[EXERCISE]
Retype all of the lines below exactly as they stand, leaving out the pictures.

[PROVIDED ENTRIES]
☆ ☆ ☆ ☆ ☆ ☆ ☆

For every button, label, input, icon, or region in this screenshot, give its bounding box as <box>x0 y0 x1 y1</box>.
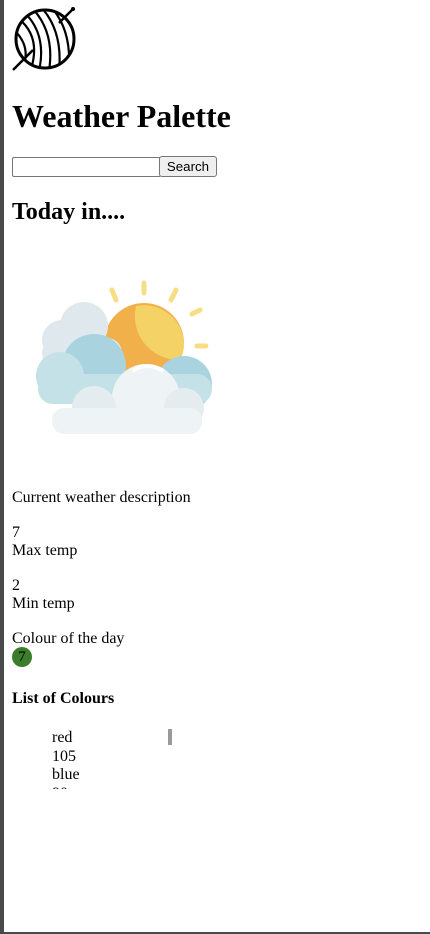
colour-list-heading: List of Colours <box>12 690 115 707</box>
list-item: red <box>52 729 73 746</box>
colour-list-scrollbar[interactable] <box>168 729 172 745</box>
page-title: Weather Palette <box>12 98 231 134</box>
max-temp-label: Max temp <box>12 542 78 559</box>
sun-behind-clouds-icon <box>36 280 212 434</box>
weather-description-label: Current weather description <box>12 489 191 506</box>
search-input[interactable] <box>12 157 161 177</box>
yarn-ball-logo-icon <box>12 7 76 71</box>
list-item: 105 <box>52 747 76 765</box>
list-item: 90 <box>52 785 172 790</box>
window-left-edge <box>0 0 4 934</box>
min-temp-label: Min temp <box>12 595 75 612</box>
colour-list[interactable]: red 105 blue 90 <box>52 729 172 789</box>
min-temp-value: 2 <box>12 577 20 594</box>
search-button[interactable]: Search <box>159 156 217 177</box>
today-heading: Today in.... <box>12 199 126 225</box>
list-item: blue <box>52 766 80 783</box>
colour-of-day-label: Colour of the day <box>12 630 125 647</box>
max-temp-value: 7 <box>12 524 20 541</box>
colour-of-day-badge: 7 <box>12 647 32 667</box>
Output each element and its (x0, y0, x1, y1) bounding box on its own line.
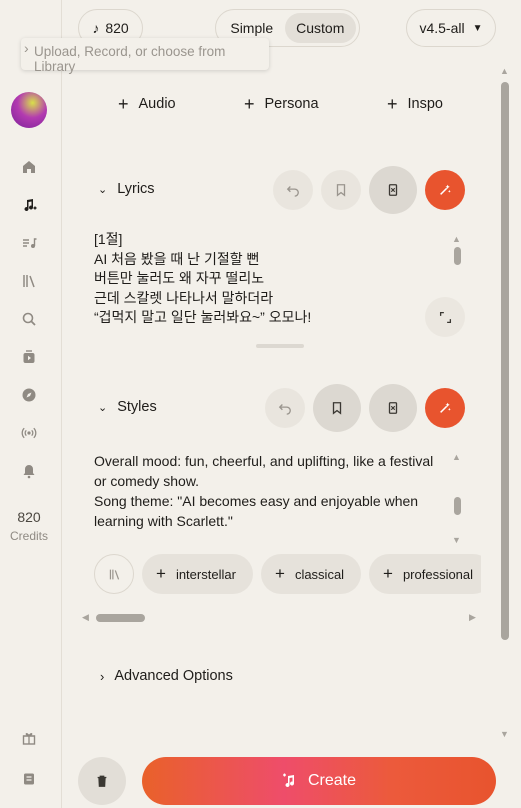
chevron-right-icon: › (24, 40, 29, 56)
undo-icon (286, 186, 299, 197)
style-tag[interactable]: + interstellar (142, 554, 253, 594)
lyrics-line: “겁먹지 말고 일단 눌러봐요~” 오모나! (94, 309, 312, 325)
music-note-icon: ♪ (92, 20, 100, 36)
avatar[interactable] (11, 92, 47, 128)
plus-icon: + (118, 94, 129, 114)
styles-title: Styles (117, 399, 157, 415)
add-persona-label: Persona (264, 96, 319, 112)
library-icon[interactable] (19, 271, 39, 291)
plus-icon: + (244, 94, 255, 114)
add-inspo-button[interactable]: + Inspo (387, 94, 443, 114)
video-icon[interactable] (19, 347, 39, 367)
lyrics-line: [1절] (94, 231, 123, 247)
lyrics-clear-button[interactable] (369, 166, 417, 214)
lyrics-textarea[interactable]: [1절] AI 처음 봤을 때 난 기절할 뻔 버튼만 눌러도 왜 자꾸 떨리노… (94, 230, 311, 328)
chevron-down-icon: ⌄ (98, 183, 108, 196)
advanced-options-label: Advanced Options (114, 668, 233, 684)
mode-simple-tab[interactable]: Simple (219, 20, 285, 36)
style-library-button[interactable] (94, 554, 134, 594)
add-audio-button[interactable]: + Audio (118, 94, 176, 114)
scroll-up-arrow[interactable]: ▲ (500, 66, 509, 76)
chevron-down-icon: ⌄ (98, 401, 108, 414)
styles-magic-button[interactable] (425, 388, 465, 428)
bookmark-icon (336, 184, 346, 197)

☆ ☆ ☆ ☆ ☆ ☆ ☆

[RESULT OF THE EXERCISE]
For every button, label, input, icon, or region in this screenshot, give its bounding box as <box>x0 y0 x1 y1</box>.
colour-list-heading: List of Colours <box>12 690 115 707</box>
list-item: red <box>52 729 73 746</box>
colour-list-scrollbar[interactable] <box>168 729 172 745</box>
page-title: Weather Palette <box>12 98 231 134</box>
max-temp-label: Max temp <box>12 542 78 559</box>
sun-behind-clouds-icon <box>36 280 212 434</box>
weather-description-label: Current weather description <box>12 489 191 506</box>
search-input[interactable] <box>12 157 161 177</box>
yarn-ball-logo-icon <box>12 7 76 71</box>
list-item: 105 <box>52 747 76 765</box>
list-item: 90 <box>52 785 172 790</box>
window-left-edge <box>0 0 4 934</box>
min-temp-label: Min temp <box>12 595 75 612</box>
colour-list[interactable]: red 105 blue 90 <box>52 729 172 789</box>
min-temp-value: 2 <box>12 577 20 594</box>
search-button[interactable]: Search <box>159 156 217 177</box>
today-heading: Today in.... <box>12 199 126 225</box>
list-item: blue <box>52 766 80 783</box>
colour-of-day-label: Colour of the day <box>12 630 125 647</box>
max-temp-value: 7 <box>12 524 20 541</box>
colour-of-day-badge: 7 <box>12 647 32 667</box>
Output each element and its (x0, y0, x1, y1) bounding box on its own line.
chevron-right-icon: › (24, 40, 29, 56)
undo-icon (286, 186, 299, 197)
style-tag[interactable]: + interstellar (142, 554, 253, 594)
lyrics-line: “겁먹지 말고 일단 눌러봐요~” 오모나! (94, 309, 312, 325)
music-note-icon: ♪ (92, 20, 100, 36)
avatar[interactable] (11, 92, 47, 128)
plus-icon: + (118, 94, 129, 114)
styles-title: Styles (117, 399, 157, 415)
add-persona-label: Persona (264, 96, 319, 112)
library-icon[interactable] (19, 271, 39, 291)
plus-icon: + (244, 94, 255, 114)
add-inspo-button[interactable]: + Inspo (387, 94, 443, 114)
video-icon[interactable] (19, 347, 39, 367)
lyrics-line: [1절] (94, 231, 123, 247)
lyrics-clear-button[interactable] (369, 166, 417, 214)
lyrics-textarea[interactable]: [1절] AI 처음 봤을 때 난 기절할 뻔 버튼만 눌러도 왜 자꾸 떨리노… (94, 230, 311, 328)
chevron-down-icon: ⌄ (98, 183, 108, 196)
advanced-options-label: Advanced Options (114, 668, 233, 684)
mode-simple-tab[interactable]: Simple (219, 20, 285, 36)
style-library-button[interactable] (94, 554, 134, 594)
add-audio-button[interactable]: + Audio (118, 94, 176, 114)
scroll-up-arrow[interactable]: ▲ (500, 66, 509, 76)
chevron-down-icon: ⌄ (98, 401, 108, 414)
styles-magic-button[interactable] (425, 388, 465, 428)
bookmark-icon (336, 184, 346, 197)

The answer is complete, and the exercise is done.